__Task prompt__. Copy every line from the data below in which the string "applications" can be found.

****

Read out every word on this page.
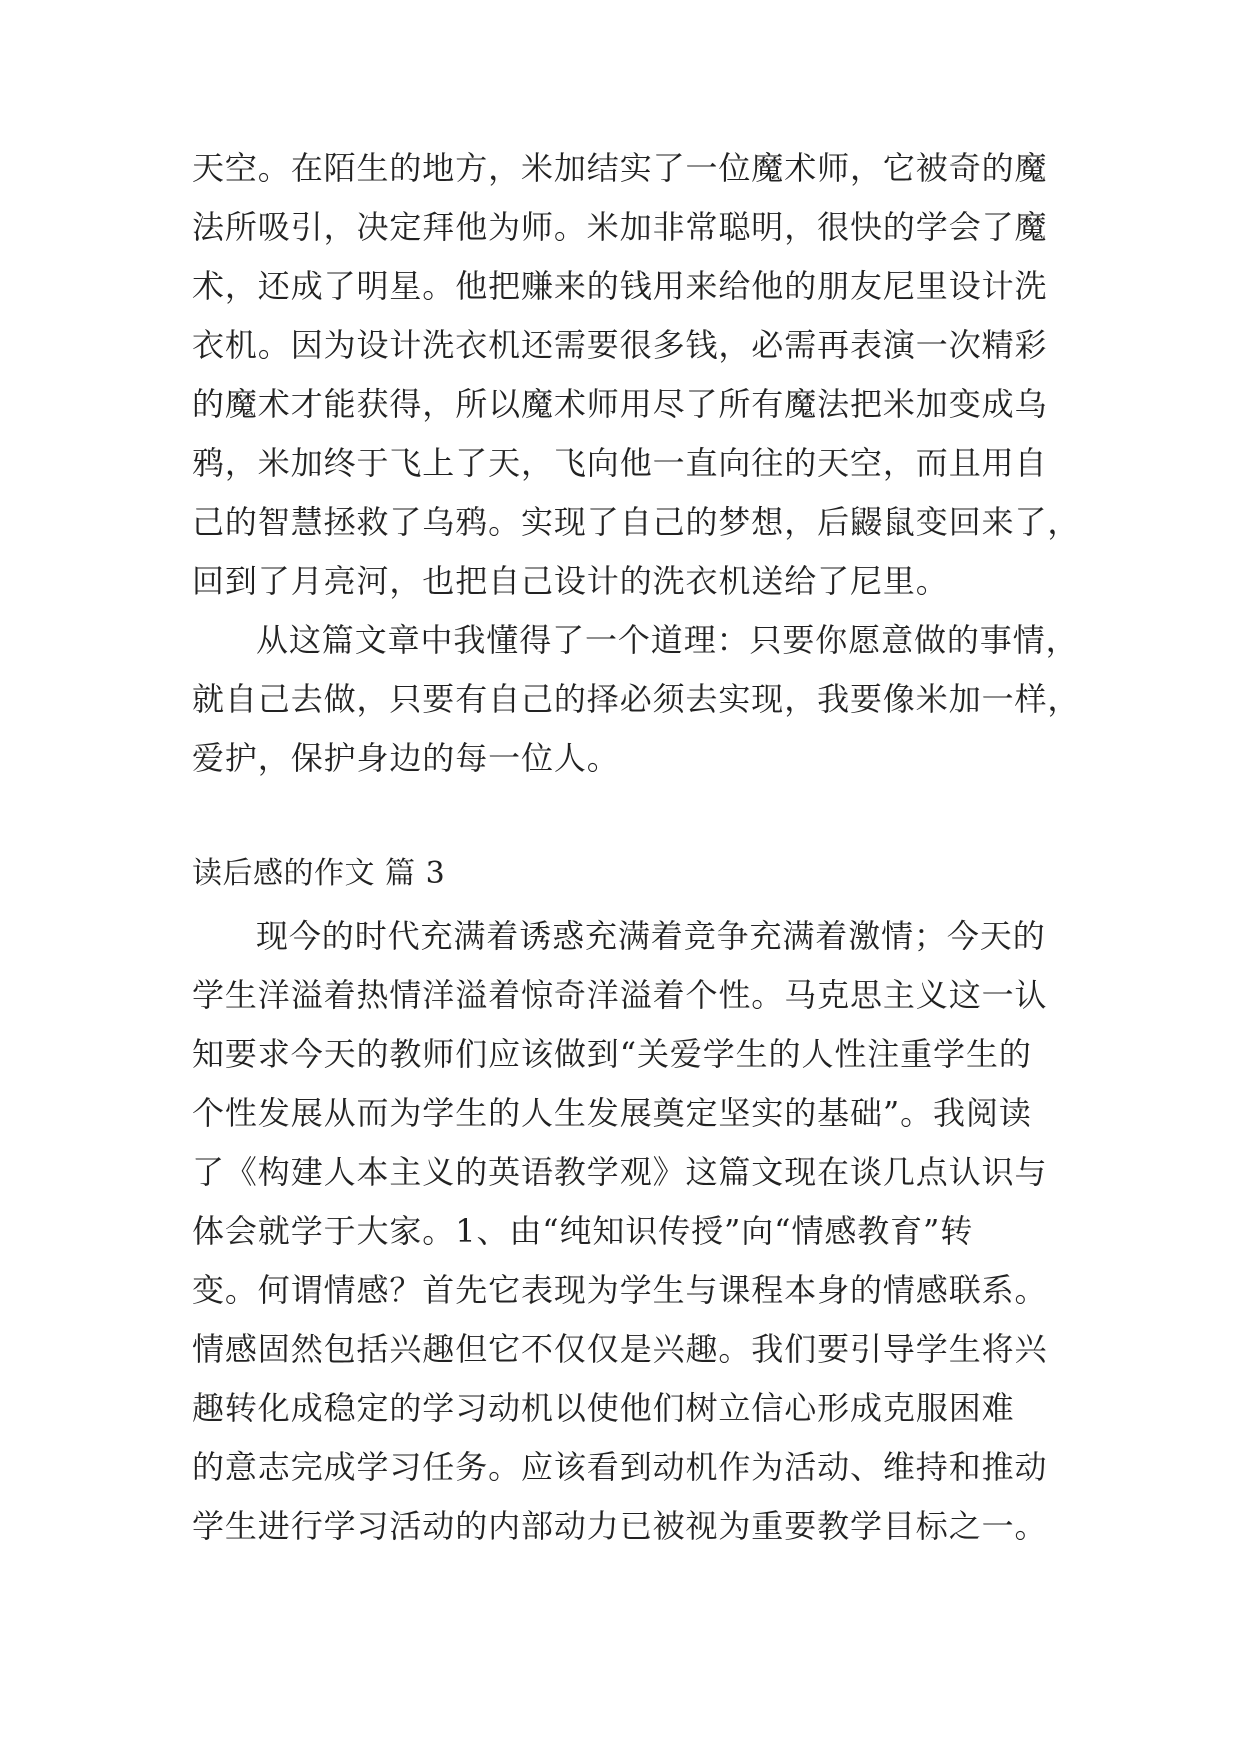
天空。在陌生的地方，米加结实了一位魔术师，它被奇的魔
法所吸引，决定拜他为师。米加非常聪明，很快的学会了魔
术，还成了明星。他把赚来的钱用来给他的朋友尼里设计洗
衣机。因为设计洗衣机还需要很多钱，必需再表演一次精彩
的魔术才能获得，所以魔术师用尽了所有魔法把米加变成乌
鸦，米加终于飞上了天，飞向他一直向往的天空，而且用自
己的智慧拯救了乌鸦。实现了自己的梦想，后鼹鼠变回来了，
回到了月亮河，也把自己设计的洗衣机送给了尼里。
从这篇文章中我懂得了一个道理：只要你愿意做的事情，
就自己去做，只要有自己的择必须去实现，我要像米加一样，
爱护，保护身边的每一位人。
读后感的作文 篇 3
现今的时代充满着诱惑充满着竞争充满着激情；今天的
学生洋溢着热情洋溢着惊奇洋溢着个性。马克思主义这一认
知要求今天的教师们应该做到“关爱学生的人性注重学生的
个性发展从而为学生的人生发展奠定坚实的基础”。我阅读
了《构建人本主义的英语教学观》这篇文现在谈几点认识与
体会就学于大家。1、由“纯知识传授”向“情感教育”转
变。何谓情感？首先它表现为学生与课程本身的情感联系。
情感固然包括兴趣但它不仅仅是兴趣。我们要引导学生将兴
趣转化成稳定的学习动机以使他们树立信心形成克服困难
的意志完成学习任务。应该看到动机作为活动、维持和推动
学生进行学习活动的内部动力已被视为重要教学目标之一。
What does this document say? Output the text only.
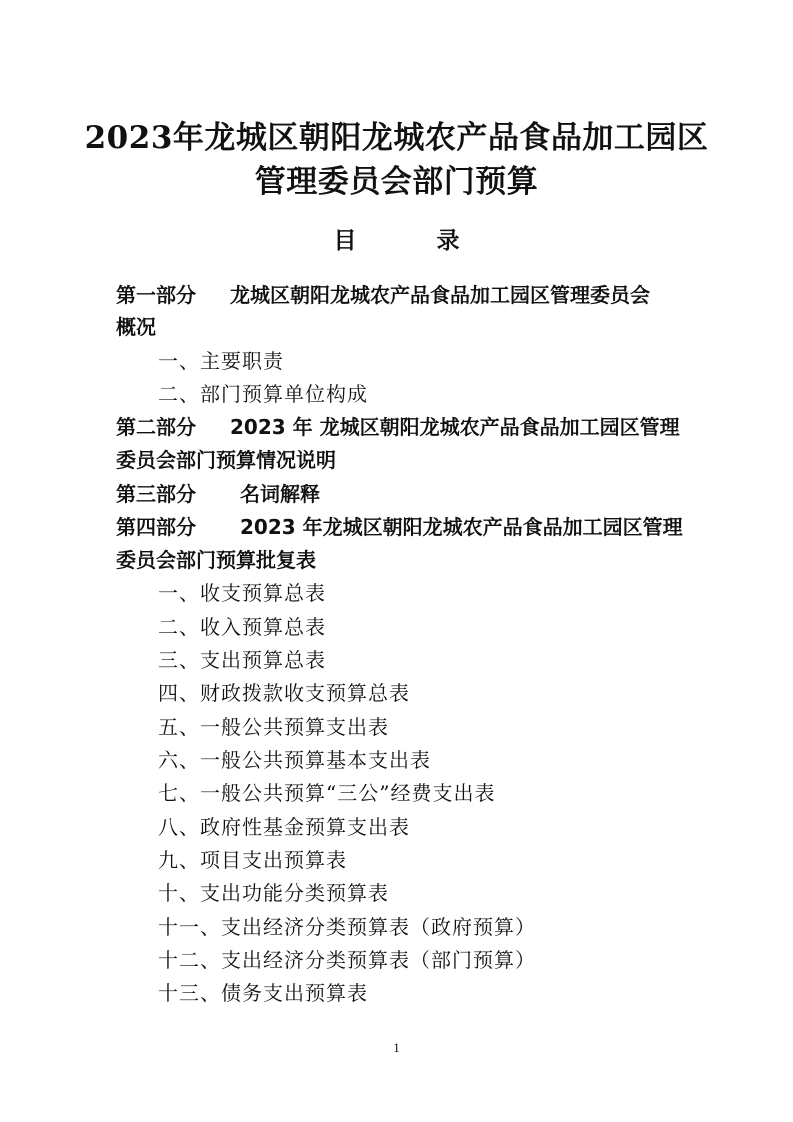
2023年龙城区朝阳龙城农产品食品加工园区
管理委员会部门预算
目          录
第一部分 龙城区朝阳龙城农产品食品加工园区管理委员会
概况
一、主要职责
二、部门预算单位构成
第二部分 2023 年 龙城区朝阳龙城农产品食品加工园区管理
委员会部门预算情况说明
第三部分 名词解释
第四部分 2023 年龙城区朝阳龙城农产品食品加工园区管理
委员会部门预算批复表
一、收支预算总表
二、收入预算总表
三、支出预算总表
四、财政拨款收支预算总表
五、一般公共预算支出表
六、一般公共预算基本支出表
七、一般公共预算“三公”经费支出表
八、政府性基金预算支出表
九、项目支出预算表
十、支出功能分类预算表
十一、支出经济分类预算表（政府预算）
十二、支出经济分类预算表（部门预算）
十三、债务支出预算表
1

****

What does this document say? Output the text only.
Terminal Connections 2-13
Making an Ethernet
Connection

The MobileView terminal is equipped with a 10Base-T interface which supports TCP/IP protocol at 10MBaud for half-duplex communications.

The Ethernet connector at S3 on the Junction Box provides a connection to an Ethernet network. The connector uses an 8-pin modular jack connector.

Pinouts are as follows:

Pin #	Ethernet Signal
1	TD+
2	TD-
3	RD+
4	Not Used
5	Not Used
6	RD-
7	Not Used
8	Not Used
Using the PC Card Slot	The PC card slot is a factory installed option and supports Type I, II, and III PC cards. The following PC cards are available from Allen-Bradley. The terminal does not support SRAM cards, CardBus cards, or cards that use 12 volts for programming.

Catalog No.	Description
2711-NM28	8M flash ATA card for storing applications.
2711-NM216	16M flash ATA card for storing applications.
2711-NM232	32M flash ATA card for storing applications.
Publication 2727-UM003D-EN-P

****

__The reply__.
2711-NM28	8M flash ATA card for storing applications.
2711-NM216	16M flash ATA card for storing applications.
2711-NM232	32M flash ATA card for storing applications.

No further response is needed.